Gather all lines from the material that contain the word "ştie".

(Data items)
:::

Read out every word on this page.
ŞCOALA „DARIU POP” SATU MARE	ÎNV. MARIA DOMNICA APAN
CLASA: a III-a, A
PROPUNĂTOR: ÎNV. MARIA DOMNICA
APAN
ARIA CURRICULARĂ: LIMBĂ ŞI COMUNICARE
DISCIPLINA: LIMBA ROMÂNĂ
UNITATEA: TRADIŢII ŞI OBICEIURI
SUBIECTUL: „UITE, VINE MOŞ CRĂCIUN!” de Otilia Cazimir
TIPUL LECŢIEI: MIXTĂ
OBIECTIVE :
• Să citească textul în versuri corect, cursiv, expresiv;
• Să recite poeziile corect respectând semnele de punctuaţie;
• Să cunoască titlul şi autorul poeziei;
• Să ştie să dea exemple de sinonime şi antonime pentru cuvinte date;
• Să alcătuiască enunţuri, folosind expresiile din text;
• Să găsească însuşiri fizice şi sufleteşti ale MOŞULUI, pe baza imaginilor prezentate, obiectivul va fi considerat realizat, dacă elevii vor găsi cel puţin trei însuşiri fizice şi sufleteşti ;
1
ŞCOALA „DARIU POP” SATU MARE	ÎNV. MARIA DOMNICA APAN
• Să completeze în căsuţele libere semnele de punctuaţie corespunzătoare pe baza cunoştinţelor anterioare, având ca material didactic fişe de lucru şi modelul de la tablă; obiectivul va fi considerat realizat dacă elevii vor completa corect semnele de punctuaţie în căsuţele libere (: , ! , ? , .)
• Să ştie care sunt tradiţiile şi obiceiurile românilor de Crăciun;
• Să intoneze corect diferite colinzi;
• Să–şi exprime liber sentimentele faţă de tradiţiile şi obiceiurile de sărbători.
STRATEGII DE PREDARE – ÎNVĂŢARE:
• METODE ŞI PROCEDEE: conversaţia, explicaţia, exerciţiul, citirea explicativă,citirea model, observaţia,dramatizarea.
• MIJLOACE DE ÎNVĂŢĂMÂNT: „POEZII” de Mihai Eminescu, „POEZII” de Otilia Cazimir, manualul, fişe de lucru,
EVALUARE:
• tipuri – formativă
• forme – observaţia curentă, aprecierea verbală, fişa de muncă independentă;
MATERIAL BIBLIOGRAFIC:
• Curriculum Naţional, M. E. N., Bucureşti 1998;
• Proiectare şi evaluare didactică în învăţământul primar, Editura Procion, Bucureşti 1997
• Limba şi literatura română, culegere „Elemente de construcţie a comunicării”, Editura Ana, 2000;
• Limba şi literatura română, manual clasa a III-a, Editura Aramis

:::

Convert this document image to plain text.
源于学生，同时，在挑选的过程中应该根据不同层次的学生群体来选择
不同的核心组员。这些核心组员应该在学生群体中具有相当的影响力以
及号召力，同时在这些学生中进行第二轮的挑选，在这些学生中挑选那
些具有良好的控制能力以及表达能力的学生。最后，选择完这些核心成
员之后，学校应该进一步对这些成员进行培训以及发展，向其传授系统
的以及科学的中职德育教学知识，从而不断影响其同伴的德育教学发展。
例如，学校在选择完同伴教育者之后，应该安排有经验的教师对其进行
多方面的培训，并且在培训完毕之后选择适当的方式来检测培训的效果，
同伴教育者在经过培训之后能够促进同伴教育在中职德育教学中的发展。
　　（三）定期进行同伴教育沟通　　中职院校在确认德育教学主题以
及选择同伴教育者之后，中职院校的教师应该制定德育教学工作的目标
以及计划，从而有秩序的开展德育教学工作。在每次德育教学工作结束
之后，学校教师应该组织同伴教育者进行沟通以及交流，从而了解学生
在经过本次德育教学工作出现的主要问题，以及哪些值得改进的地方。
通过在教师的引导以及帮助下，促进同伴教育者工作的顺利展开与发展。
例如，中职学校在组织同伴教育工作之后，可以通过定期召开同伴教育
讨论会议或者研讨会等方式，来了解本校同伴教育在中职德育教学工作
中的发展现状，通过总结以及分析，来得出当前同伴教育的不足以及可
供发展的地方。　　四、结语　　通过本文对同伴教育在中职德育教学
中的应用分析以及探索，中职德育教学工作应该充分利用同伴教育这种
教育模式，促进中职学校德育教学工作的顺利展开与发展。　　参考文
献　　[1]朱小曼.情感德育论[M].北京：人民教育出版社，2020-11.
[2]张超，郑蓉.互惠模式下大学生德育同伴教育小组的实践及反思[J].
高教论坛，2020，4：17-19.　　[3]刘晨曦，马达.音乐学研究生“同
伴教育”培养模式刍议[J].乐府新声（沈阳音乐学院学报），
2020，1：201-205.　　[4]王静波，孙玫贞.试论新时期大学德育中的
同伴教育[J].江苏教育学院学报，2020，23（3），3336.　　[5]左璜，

:::

### EXPECTED ANSWER
• Să ştie să dea exemple de sinonime şi antonime pentru cuvinte date;
• Să ştie care sunt tradiţiile şi obiceiurile românilor de Crăciun;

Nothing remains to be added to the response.